GIVEN TASK:
Rename "color-swatch" to "color-chip" in the lines from the one containing "Annotate this image: element" through the one containing "sidebar-item-logos-label: Logos —", inclusive. Reproduce only those lines, leaving everything else unchanged.
--- BEGIN ENTRIES ---
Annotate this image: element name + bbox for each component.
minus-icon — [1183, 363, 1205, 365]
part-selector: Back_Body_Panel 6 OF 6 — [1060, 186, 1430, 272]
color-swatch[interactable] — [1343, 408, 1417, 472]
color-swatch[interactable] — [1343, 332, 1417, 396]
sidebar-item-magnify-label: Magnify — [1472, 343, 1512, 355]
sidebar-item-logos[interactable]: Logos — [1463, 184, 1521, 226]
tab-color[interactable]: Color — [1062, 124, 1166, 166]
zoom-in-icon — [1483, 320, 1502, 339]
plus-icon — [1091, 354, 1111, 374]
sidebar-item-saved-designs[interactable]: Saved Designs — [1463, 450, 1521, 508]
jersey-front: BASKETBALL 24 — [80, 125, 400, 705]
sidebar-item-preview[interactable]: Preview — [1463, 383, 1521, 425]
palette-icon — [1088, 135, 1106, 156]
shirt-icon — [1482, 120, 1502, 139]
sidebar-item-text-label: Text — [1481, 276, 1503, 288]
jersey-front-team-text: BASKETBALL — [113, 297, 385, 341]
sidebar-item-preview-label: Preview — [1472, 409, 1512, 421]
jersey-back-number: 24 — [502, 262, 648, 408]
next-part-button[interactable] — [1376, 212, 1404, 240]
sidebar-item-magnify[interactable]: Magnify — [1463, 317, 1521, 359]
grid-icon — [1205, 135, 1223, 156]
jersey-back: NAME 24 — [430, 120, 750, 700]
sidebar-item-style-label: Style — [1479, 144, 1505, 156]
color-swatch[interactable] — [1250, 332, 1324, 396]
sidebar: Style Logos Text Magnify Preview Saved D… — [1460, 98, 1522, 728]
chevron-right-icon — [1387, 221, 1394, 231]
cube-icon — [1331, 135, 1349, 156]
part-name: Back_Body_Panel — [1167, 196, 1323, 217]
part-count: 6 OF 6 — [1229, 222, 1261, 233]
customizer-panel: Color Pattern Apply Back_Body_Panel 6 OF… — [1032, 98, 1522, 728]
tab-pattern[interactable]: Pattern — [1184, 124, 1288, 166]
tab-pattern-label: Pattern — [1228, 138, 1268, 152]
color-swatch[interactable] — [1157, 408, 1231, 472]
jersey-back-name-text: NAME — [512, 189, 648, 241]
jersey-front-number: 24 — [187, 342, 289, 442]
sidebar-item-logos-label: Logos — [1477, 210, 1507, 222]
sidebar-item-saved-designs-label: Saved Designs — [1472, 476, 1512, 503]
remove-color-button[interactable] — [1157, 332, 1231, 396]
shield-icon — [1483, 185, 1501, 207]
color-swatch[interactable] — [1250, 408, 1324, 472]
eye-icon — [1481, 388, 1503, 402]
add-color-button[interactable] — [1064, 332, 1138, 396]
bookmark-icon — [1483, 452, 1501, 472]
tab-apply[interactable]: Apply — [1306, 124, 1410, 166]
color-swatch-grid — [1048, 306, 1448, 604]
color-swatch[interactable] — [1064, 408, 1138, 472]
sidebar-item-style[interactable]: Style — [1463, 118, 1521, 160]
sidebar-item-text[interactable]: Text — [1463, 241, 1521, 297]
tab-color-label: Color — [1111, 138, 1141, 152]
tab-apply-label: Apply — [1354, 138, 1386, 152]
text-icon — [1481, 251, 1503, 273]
--- END ENTRIES ---
--- BEGIN ENTRIES ---
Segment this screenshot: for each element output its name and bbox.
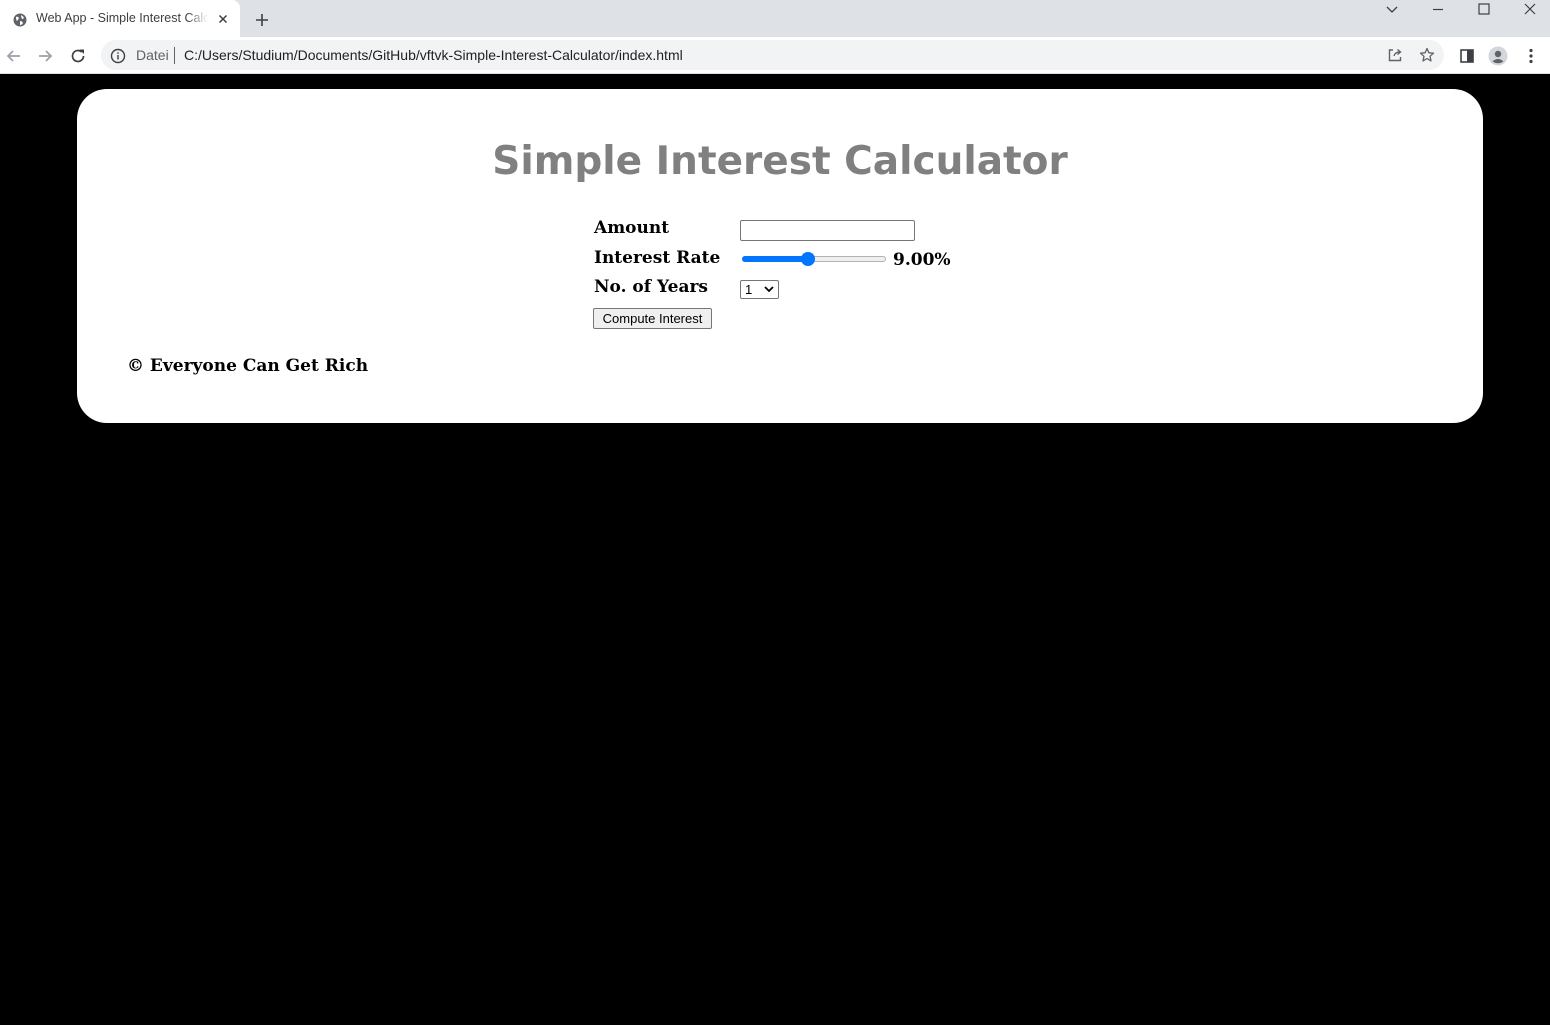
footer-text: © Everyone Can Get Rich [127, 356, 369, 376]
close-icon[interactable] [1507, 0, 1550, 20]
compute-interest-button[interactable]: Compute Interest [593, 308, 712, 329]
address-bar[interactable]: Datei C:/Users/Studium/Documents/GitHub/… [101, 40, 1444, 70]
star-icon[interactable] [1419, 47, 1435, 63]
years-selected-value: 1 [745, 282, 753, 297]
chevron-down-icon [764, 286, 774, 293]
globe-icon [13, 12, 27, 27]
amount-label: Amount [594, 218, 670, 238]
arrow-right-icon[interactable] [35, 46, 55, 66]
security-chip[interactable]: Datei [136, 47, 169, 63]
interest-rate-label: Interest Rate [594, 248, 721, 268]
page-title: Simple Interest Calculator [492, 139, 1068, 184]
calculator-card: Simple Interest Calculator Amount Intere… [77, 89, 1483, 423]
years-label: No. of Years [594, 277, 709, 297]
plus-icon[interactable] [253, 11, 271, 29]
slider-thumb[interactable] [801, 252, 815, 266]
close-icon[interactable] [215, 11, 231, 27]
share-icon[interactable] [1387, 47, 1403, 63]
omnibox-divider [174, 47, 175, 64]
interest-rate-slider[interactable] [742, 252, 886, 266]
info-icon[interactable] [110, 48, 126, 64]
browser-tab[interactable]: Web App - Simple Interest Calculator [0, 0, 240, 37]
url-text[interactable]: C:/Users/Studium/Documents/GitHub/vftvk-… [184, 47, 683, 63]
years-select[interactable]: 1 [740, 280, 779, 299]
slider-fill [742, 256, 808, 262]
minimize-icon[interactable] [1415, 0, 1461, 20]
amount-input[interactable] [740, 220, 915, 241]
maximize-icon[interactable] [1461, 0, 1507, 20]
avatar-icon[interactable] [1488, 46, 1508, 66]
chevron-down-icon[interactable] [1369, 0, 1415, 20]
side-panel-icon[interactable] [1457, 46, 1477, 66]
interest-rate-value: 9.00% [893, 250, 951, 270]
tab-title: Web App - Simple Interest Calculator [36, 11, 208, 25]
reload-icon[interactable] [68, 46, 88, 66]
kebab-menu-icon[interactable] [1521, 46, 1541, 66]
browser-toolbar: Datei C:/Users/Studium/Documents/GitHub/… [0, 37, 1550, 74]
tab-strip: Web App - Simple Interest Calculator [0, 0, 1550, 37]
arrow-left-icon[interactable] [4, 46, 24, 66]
--- END ENTRIES ---
--- BEGIN ENTRIES ---
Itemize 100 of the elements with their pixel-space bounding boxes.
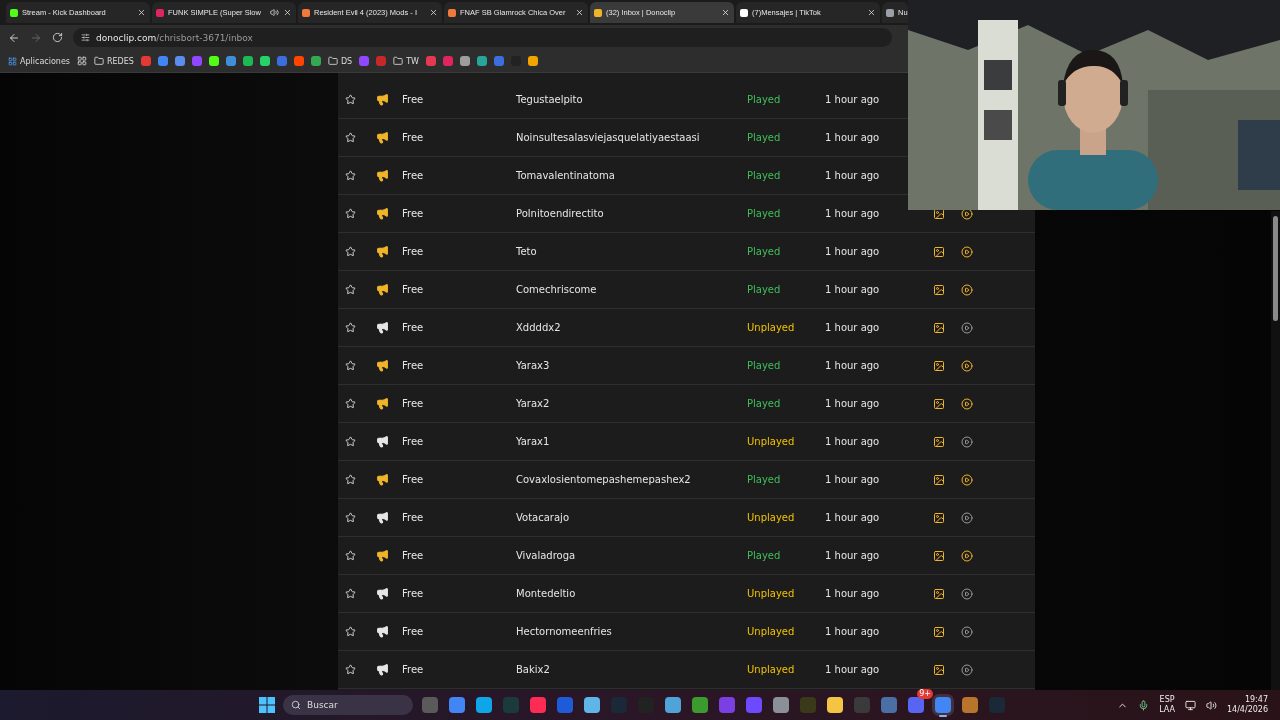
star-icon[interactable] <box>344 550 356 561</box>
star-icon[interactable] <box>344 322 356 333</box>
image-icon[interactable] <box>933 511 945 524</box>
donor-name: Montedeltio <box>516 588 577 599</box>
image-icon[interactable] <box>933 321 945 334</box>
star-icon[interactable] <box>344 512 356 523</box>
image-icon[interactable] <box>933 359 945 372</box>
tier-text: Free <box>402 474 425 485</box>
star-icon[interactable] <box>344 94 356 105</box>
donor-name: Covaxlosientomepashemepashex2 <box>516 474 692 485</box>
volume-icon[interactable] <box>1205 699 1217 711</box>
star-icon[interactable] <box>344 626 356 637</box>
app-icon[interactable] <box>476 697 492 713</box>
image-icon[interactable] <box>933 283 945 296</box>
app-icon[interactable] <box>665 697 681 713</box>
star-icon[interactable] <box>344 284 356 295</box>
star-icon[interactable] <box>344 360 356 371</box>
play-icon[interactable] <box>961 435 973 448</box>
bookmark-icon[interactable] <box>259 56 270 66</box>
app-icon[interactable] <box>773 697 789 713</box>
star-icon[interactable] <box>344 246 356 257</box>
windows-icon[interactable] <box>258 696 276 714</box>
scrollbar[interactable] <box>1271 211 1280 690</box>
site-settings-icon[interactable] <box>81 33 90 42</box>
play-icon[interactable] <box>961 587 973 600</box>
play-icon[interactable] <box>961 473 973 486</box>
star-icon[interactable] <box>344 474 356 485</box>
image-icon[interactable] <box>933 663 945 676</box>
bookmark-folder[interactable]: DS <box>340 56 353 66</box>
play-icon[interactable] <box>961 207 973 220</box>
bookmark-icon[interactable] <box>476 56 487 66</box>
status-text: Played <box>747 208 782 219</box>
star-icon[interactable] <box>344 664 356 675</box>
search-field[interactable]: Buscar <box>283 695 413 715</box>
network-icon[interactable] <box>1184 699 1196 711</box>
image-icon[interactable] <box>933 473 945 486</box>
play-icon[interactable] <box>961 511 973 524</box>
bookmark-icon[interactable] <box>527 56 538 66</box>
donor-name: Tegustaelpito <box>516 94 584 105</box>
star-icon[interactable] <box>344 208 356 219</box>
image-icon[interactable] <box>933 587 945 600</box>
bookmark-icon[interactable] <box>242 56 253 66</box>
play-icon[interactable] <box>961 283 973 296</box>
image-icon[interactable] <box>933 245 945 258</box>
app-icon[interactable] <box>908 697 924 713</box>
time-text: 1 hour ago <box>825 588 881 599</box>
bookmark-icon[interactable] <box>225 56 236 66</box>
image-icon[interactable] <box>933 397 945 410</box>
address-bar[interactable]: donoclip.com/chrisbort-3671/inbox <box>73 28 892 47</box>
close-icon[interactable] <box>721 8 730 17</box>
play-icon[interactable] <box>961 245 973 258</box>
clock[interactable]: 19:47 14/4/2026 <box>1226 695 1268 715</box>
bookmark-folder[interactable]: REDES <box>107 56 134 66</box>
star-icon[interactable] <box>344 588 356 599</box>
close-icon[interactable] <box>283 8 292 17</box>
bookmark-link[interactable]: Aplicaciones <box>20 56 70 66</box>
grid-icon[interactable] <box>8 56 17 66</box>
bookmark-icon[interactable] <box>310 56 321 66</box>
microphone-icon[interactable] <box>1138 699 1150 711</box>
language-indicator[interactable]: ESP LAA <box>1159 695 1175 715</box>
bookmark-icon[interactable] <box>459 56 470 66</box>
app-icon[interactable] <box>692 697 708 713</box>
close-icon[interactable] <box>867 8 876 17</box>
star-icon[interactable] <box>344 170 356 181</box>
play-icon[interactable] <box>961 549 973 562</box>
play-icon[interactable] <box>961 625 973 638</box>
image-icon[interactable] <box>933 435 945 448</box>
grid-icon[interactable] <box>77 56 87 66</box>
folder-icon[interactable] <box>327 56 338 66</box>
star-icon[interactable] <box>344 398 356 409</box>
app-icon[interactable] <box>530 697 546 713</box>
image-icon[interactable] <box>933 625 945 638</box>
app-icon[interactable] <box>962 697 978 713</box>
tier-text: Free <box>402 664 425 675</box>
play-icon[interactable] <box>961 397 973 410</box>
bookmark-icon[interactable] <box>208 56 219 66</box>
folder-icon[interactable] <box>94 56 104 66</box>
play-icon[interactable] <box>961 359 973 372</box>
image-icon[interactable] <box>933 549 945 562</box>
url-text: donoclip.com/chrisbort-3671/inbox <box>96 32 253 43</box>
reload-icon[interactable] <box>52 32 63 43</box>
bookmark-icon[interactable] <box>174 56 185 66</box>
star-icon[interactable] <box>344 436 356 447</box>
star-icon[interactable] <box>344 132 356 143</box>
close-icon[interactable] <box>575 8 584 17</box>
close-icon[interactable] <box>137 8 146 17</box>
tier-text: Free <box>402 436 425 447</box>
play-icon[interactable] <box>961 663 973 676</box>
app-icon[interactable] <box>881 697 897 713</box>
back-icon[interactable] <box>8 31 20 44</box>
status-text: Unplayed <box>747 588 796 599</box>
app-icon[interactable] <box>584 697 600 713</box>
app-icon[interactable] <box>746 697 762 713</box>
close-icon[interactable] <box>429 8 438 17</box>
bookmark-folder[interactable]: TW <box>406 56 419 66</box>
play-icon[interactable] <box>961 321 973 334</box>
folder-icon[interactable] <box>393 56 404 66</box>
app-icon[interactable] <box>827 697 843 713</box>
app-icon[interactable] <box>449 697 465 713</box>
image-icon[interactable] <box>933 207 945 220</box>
--- END ENTRIES ---
ANSWER:
Annotate this image: element name + bbox for each component.
minus-icon — [1183, 363, 1205, 365]
part-selector: Back_Body_Panel 6 OF 6 — [1060, 186, 1430, 272]
color-chip[interactable] — [1343, 408, 1417, 472]
color-chip[interactable] — [1343, 332, 1417, 396]
sidebar-item-magnify-label: Magnify — [1472, 343, 1512, 355]
sidebar-item-logos[interactable]: Logos — [1463, 184, 1521, 226]
tab-color[interactable]: Color — [1062, 124, 1166, 166]
zoom-in-icon — [1483, 320, 1502, 339]
plus-icon — [1091, 354, 1111, 374]
sidebar-item-saved-designs[interactable]: Saved Designs — [1463, 450, 1521, 508]
jersey-front: BASKETBALL 24 — [80, 125, 400, 705]
sidebar-item-preview[interactable]: Preview — [1463, 383, 1521, 425]
palette-icon — [1088, 135, 1106, 156]
shirt-icon — [1482, 120, 1502, 139]
sidebar-item-text-label: Text — [1481, 276, 1503, 288]
jersey-front-team-text: BASKETBALL — [113, 297, 385, 341]
sidebar-item-preview-label: Preview — [1472, 409, 1512, 421]
jersey-back-number: 24 — [502, 262, 648, 408]
next-part-button[interactable] — [1376, 212, 1404, 240]
sidebar-item-magnify[interactable]: Magnify — [1463, 317, 1521, 359]
grid-icon — [1205, 135, 1223, 156]
jersey-back: NAME 24 — [430, 120, 750, 700]
sidebar-item-style-label: Style — [1479, 144, 1505, 156]
color-chip[interactable] — [1250, 332, 1324, 396]
sidebar: Style Logos Text Magnify Preview Saved D… — [1460, 98, 1522, 728]
chevron-right-icon — [1387, 221, 1394, 231]
cube-icon — [1331, 135, 1349, 156]
part-name: Back_Body_Panel — [1167, 196, 1323, 217]
part-count: 6 OF 6 — [1229, 222, 1261, 233]
customizer-panel: Color Pattern Apply Back_Body_Panel 6 OF… — [1032, 98, 1522, 728]
tab-pattern[interactable]: Pattern — [1184, 124, 1288, 166]
tab-pattern-label: Pattern — [1228, 138, 1268, 152]
color-chip[interactable] — [1157, 408, 1231, 472]
jersey-back-name-text: NAME — [512, 189, 648, 241]
jersey-front-number: 24 — [187, 342, 289, 442]
sidebar-item-logos-label: Logos — [1477, 210, 1507, 222]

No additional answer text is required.